■ **The task**
Write out the entire listing below exactly as it appears, minus any pictures.

Chart and figure data

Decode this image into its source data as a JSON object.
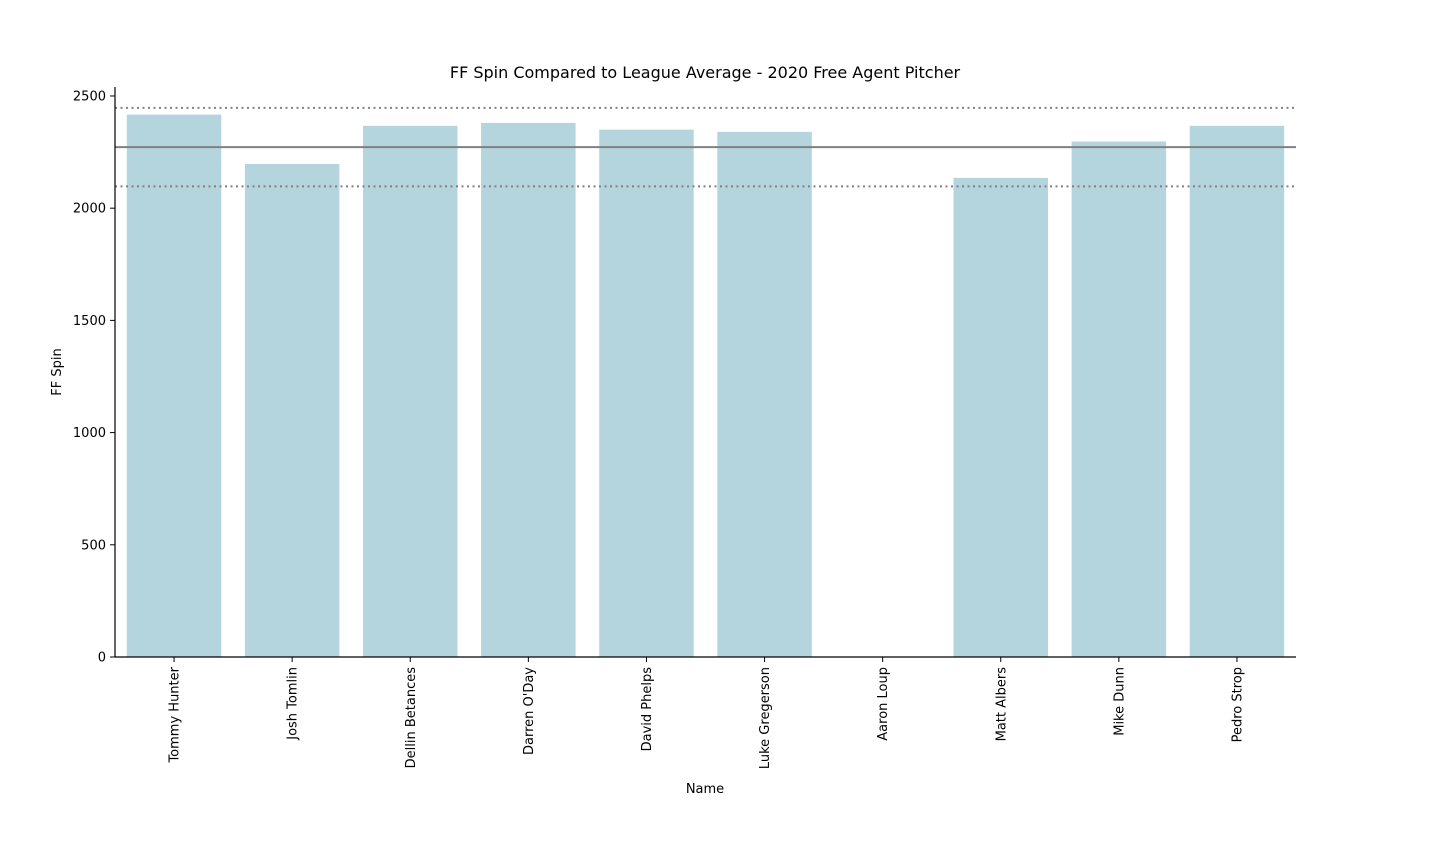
{
  "chart_data": {
    "type": "bar",
    "title": "FF Spin Compared to League Average - 2020 Free Agent Pitcher",
    "xlabel": "Name",
    "ylabel": "FF Spin",
    "categories": [
      "Tommy Hunter",
      "Josh Tomlin",
      "Dellin Betances",
      "Darren O'Day",
      "David Phelps",
      "Luke Gregerson",
      "Aaron Loup",
      "Matt Albers",
      "Mike Dunn",
      "Pedro Strop"
    ],
    "values": [
      2417,
      2197,
      2367,
      2380,
      2350,
      2340,
      null,
      2135,
      2297,
      2367
    ],
    "ylim": [
      0,
      2540
    ],
    "yticks": [
      0,
      500,
      1000,
      1500,
      2000,
      2500
    ],
    "reference_lines": [
      {
        "value": 2272,
        "style": "solid"
      },
      {
        "value": 2447,
        "style": "dotted"
      },
      {
        "value": 2097,
        "style": "dotted"
      }
    ],
    "grid": false,
    "colors": {
      "bar": "#b4d4de",
      "reference_line": "#808080",
      "axis": "#000000"
    }
  }
}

■ **Finished task**
Decode this image into its source data as a JSON object.
{
  "chart_data": {
    "type": "bar",
    "title": "FF Spin Compared to League Average - 2020 Free Agent Pitcher",
    "xlabel": "Name",
    "ylabel": "FF Spin",
    "categories": [
      "Tommy Hunter",
      "Josh Tomlin",
      "Dellin Betances",
      "Darren O'Day",
      "David Phelps",
      "Luke Gregerson",
      "Aaron Loup",
      "Matt Albers",
      "Mike Dunn",
      "Pedro Strop"
    ],
    "values": [
      2417,
      2197,
      2367,
      2380,
      2350,
      2340,
      null,
      2135,
      2297,
      2367
    ],
    "ylim": [
      0,
      2540
    ],
    "yticks": [
      0,
      500,
      1000,
      1500,
      2000,
      2500
    ],
    "reference_lines": [
      {
        "value": 2272,
        "style": "solid"
      },
      {
        "value": 2447,
        "style": "dotted"
      },
      {
        "value": 2097,
        "style": "dotted"
      }
    ],
    "grid": false,
    "colors": {
      "bar": "#b4d4de",
      "reference_line": "#808080",
      "axis": "#000000"
    }
  }
}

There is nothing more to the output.